▶

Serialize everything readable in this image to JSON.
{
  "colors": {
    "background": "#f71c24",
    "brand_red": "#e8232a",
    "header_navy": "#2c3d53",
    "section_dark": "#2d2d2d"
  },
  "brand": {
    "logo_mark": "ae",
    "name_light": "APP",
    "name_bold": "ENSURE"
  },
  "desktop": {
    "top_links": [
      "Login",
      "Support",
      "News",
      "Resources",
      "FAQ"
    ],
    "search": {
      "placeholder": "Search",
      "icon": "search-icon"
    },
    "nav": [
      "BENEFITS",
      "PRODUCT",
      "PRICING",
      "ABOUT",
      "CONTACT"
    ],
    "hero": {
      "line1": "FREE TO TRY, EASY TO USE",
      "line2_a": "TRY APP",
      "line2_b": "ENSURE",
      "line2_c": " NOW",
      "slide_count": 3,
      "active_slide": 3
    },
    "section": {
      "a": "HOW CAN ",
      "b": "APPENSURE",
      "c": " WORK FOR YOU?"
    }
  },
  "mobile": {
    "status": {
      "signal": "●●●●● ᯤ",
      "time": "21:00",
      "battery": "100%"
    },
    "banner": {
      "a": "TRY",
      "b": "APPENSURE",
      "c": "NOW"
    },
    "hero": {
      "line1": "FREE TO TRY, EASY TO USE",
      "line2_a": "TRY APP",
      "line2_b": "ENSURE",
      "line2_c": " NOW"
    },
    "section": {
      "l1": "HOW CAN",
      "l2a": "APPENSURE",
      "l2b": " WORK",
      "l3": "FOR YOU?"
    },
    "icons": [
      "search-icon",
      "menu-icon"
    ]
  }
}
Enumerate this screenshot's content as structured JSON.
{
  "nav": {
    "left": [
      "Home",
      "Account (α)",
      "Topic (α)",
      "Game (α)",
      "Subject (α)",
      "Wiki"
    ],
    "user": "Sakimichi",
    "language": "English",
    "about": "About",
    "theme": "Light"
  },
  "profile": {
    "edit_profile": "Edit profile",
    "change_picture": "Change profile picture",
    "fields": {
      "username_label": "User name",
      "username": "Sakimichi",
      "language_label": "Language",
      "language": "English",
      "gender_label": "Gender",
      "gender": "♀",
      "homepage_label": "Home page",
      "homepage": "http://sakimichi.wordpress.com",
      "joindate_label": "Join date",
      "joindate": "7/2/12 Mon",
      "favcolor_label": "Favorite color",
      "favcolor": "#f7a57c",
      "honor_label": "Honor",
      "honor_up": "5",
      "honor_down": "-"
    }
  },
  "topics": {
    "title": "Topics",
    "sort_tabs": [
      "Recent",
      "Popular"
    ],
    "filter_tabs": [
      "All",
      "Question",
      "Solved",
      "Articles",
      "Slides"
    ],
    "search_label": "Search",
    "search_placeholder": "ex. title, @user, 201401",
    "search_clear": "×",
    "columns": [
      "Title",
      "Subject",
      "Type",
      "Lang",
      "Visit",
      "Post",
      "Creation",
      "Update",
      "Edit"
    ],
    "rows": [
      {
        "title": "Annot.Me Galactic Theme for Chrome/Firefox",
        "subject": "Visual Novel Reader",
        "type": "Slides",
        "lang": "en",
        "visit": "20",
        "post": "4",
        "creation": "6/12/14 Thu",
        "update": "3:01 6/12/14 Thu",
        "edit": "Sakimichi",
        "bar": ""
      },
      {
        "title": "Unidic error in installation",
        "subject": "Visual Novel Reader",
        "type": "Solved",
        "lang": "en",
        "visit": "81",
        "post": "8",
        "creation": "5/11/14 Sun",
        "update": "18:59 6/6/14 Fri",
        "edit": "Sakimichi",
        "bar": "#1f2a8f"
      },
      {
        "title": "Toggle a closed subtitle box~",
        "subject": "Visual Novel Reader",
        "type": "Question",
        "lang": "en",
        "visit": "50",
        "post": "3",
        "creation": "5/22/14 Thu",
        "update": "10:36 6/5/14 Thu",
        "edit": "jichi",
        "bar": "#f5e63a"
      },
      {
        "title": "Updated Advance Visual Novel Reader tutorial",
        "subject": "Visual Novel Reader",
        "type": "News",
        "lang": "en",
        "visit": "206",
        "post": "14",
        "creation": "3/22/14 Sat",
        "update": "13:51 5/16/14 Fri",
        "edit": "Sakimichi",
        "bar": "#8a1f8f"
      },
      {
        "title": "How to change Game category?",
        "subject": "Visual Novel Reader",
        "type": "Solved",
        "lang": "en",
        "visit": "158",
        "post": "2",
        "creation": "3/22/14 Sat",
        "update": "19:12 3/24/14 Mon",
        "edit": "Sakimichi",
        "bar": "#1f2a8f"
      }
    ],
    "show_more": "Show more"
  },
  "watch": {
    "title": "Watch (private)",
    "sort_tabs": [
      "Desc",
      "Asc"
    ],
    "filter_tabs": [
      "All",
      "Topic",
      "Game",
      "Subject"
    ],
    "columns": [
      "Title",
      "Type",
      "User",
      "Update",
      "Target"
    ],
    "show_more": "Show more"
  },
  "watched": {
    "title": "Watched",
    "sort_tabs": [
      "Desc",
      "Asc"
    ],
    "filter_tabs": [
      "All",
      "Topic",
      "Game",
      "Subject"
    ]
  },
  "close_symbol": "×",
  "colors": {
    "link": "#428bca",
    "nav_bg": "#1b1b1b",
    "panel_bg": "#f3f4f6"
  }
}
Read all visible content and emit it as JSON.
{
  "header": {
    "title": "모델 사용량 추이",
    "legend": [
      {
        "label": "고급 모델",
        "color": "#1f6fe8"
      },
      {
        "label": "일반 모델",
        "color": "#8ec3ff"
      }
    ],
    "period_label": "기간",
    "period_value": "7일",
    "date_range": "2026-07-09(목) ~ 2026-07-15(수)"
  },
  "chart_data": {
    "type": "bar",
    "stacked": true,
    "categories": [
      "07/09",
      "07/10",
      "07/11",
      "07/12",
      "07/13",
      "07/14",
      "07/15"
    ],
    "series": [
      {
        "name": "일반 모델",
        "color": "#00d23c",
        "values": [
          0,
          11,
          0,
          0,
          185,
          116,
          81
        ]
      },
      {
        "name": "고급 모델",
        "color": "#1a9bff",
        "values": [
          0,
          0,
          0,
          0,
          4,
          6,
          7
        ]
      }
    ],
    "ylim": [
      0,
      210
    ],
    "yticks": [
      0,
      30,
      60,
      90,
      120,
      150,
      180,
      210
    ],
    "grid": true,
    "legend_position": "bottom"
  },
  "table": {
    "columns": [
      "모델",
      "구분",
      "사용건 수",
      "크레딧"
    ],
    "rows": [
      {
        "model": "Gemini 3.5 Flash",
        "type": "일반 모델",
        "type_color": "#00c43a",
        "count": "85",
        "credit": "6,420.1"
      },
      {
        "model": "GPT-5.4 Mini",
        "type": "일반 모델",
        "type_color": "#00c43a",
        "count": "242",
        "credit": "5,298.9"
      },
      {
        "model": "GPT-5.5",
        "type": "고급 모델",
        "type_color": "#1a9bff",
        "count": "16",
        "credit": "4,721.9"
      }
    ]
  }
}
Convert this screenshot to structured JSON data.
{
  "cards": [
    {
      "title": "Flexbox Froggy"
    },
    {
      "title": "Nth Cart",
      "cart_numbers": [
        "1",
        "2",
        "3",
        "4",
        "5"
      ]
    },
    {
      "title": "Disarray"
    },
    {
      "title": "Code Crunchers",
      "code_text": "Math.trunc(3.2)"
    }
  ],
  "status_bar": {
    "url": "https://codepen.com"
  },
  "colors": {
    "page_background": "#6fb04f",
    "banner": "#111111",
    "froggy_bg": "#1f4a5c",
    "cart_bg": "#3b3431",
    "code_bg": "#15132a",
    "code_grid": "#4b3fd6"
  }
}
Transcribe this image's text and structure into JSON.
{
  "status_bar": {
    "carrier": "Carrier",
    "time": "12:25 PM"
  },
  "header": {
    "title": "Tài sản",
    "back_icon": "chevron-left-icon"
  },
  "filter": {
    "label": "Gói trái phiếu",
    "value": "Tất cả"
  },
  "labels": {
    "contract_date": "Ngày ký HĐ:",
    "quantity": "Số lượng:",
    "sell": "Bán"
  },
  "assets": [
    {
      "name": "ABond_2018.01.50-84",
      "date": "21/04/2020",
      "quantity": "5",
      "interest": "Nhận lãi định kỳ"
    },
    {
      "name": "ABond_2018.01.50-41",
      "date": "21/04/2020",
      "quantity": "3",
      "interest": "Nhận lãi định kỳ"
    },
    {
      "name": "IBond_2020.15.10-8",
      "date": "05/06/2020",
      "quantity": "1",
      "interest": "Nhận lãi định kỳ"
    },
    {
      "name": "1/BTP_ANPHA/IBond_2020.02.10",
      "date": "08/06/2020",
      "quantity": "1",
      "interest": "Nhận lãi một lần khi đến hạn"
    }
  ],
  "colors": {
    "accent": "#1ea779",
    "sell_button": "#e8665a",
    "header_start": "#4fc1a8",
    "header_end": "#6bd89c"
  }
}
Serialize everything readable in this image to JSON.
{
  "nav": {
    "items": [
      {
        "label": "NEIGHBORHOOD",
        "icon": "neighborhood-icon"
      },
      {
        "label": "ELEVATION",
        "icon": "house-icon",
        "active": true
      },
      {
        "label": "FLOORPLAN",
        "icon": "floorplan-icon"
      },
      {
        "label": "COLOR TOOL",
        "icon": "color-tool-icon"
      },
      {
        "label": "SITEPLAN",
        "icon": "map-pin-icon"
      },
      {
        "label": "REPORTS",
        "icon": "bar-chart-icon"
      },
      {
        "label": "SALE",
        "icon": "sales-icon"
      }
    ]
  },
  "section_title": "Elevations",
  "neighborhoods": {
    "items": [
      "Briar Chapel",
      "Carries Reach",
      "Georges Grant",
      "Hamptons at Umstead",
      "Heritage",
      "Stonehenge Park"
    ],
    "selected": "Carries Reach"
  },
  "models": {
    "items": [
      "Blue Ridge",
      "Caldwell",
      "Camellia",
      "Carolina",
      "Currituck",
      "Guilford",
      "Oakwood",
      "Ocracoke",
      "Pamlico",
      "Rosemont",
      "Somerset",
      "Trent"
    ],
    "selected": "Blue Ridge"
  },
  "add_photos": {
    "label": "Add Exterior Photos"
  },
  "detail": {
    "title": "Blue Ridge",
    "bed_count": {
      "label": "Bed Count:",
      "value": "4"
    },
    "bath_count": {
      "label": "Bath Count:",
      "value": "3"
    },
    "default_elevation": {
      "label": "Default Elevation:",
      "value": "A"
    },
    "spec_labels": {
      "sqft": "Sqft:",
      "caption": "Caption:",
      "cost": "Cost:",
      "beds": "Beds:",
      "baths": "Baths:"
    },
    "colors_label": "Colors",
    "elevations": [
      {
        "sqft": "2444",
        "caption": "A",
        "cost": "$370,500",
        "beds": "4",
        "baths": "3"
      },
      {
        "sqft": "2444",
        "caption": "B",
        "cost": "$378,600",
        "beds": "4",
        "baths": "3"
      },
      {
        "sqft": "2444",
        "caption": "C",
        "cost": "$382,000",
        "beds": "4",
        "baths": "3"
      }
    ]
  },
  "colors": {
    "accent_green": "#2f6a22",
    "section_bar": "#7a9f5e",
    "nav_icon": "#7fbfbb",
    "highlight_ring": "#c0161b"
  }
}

◀

- Exercise prompt -
Copy each line containing the word "Ridge" from the data.

- Completed exercise -
      "Blue Ridge",
    "selected": "Blue Ridge"
    "title": "Blue Ridge",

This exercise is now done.